> **Task directions**
Take every line that has the string "path" and copy it out.

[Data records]

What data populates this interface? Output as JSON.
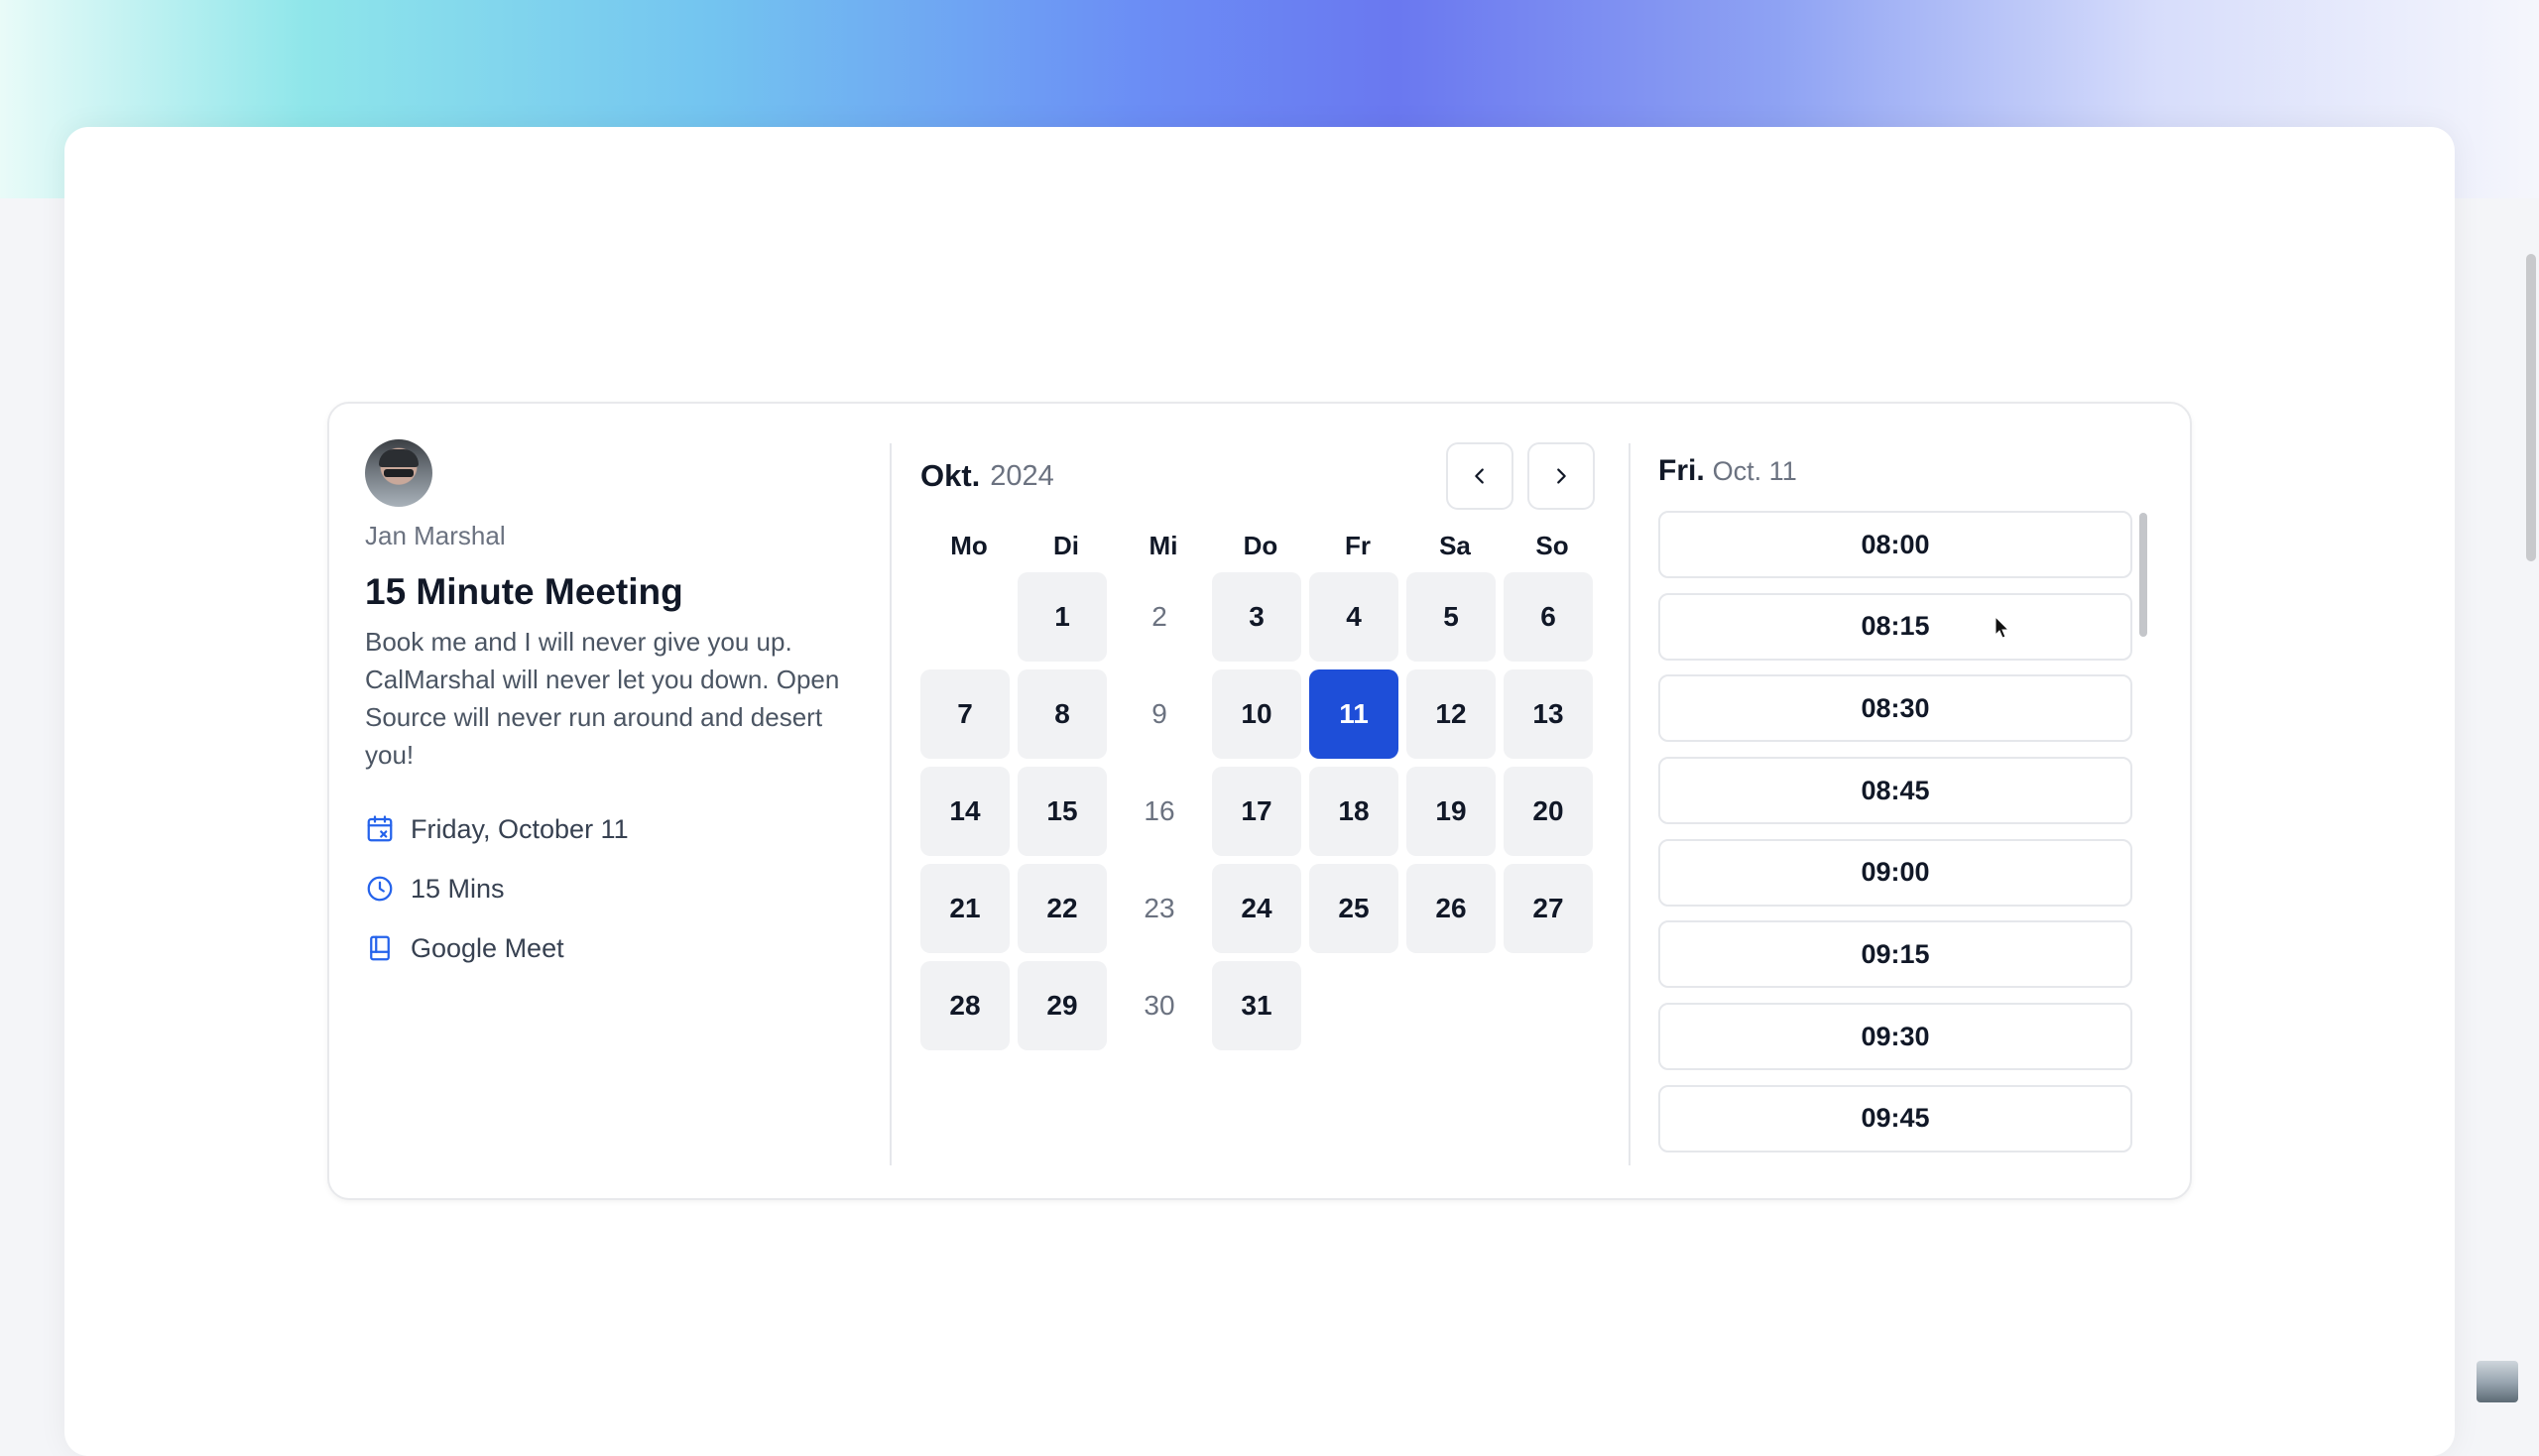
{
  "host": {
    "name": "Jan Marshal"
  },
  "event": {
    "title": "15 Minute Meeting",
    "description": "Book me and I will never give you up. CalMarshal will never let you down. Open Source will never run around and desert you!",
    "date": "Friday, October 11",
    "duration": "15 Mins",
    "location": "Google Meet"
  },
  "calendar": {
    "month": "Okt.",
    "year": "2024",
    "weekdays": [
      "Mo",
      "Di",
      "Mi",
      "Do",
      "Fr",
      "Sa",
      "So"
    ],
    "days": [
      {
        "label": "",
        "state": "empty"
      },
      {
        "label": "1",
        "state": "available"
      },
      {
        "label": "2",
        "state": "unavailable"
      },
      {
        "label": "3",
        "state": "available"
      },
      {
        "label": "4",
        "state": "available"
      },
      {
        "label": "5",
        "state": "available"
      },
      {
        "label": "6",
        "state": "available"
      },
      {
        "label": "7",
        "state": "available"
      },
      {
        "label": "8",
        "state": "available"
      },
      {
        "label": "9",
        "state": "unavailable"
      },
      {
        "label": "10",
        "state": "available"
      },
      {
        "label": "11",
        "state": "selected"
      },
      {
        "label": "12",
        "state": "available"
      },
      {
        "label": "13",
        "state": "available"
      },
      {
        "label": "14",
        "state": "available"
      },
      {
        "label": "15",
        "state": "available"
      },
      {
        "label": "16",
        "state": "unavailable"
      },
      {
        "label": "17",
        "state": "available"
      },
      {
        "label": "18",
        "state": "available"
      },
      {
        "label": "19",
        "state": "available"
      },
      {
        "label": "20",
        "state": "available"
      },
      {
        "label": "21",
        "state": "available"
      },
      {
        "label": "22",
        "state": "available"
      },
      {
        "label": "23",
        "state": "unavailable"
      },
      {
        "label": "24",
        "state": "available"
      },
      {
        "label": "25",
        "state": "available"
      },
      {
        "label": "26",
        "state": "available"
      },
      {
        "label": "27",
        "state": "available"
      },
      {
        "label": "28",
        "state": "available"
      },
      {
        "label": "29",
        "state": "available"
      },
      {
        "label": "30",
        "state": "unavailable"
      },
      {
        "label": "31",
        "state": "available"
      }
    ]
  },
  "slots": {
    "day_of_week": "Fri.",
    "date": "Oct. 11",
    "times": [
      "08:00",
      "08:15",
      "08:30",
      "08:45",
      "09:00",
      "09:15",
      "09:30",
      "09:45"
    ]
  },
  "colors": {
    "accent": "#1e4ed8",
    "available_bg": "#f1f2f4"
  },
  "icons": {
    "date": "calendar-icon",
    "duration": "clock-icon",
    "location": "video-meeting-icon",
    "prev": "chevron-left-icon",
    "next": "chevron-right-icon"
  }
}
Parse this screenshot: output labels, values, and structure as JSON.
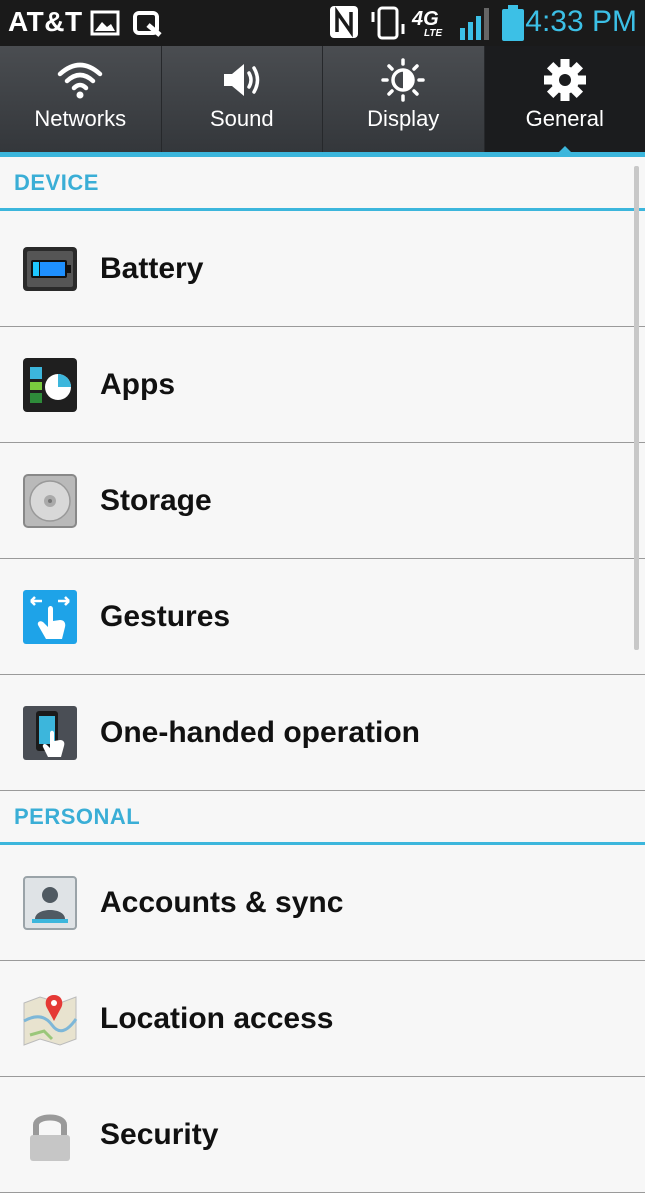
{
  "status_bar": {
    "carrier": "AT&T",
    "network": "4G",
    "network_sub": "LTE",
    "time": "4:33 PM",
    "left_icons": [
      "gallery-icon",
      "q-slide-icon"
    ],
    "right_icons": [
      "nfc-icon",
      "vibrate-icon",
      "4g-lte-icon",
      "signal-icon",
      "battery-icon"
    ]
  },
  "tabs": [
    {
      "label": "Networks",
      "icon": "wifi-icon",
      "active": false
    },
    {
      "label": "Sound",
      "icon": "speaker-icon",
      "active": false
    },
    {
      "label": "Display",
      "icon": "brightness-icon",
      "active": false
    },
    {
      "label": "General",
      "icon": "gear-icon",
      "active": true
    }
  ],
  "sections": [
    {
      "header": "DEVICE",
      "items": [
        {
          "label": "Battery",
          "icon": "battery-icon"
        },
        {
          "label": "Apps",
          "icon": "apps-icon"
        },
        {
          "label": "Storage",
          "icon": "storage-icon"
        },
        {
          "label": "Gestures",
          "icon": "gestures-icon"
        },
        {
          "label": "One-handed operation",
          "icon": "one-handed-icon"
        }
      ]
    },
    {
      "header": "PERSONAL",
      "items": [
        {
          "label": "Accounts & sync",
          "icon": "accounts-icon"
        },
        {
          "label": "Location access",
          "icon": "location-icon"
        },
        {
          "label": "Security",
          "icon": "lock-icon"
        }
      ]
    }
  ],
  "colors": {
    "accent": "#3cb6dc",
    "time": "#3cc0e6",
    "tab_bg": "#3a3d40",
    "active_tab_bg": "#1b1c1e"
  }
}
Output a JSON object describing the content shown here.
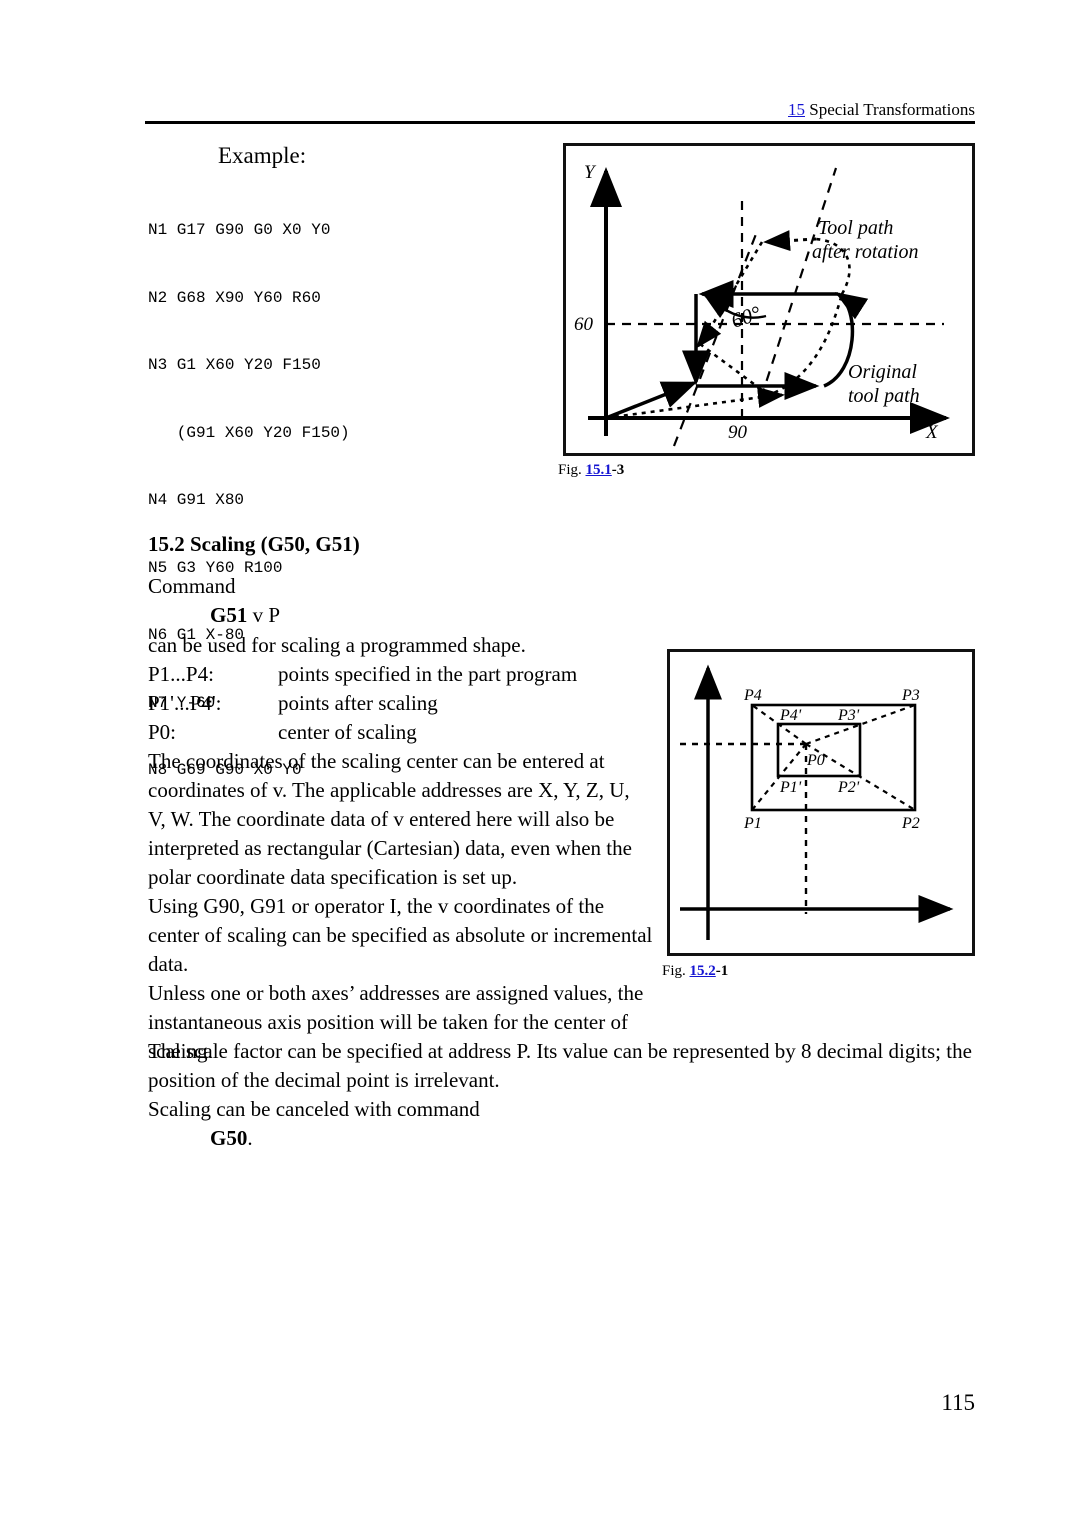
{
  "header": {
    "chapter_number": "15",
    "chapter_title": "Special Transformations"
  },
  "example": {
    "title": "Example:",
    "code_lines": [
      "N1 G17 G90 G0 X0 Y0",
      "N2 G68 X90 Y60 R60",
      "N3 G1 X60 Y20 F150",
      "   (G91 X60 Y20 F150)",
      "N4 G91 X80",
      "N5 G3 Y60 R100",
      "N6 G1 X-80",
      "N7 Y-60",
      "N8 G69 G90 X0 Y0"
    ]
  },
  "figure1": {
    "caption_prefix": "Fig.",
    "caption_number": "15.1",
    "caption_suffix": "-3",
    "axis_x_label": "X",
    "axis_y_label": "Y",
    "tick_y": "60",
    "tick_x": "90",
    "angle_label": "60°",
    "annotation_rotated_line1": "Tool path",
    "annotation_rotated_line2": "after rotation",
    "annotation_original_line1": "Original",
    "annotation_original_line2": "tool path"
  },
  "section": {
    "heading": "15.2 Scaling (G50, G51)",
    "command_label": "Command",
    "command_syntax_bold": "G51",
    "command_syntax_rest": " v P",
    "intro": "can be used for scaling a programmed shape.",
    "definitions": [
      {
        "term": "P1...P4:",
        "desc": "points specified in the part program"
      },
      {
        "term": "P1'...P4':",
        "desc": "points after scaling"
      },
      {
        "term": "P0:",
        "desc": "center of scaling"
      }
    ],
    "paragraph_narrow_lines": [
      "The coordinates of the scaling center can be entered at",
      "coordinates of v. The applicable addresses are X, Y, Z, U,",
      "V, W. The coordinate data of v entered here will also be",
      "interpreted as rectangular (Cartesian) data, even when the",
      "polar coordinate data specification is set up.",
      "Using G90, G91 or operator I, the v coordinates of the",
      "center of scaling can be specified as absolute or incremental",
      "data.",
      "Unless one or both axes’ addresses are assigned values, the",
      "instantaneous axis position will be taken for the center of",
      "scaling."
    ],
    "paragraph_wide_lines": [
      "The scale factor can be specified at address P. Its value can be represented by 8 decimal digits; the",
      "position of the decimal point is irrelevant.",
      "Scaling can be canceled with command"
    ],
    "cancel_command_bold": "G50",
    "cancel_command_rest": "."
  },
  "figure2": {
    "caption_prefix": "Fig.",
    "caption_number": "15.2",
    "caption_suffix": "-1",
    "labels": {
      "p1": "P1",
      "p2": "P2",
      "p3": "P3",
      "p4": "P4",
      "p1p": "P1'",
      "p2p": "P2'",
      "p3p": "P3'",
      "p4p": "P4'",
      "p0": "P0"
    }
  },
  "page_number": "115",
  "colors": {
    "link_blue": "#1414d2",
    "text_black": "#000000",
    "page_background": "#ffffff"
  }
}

> **Exercise output**
    "annotation_rotated_line1": "Tool path",
    "annotation_original_line2": "tool path"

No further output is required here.